Record set:
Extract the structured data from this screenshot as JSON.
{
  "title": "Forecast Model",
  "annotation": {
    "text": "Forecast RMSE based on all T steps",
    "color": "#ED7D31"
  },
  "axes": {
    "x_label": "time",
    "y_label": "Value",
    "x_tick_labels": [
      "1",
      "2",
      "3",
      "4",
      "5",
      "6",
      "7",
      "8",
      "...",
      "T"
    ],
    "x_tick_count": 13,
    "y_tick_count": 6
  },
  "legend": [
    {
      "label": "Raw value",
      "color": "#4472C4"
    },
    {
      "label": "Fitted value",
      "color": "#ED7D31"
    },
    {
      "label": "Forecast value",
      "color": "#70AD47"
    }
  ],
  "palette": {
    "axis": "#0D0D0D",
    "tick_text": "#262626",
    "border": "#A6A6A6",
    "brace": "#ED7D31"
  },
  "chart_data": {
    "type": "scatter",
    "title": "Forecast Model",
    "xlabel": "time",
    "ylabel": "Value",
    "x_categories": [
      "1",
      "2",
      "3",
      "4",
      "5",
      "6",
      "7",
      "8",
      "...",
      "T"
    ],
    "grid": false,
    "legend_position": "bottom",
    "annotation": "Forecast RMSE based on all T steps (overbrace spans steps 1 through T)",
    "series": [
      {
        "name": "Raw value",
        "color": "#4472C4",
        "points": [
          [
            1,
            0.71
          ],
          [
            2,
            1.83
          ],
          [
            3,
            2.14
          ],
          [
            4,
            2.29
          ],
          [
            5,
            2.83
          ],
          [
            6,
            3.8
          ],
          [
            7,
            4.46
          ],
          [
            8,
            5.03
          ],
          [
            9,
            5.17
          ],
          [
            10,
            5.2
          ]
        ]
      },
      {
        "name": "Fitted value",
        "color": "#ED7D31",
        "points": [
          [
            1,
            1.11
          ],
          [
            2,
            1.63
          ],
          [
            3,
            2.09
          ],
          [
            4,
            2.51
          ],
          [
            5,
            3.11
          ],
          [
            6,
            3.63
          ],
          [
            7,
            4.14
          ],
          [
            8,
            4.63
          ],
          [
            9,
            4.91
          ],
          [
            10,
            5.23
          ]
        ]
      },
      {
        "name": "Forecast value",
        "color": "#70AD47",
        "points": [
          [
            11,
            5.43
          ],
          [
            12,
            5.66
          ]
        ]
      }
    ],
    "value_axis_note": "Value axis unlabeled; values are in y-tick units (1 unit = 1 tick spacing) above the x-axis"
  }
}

Set exercise:
Filter out every line that lacks the word "steps", and copy the rest.

Exercise response:
    "text": "Forecast RMSE based on all T steps",
    "annotation": "Forecast RMSE based on all T steps (overbrace spans steps 1 through T)",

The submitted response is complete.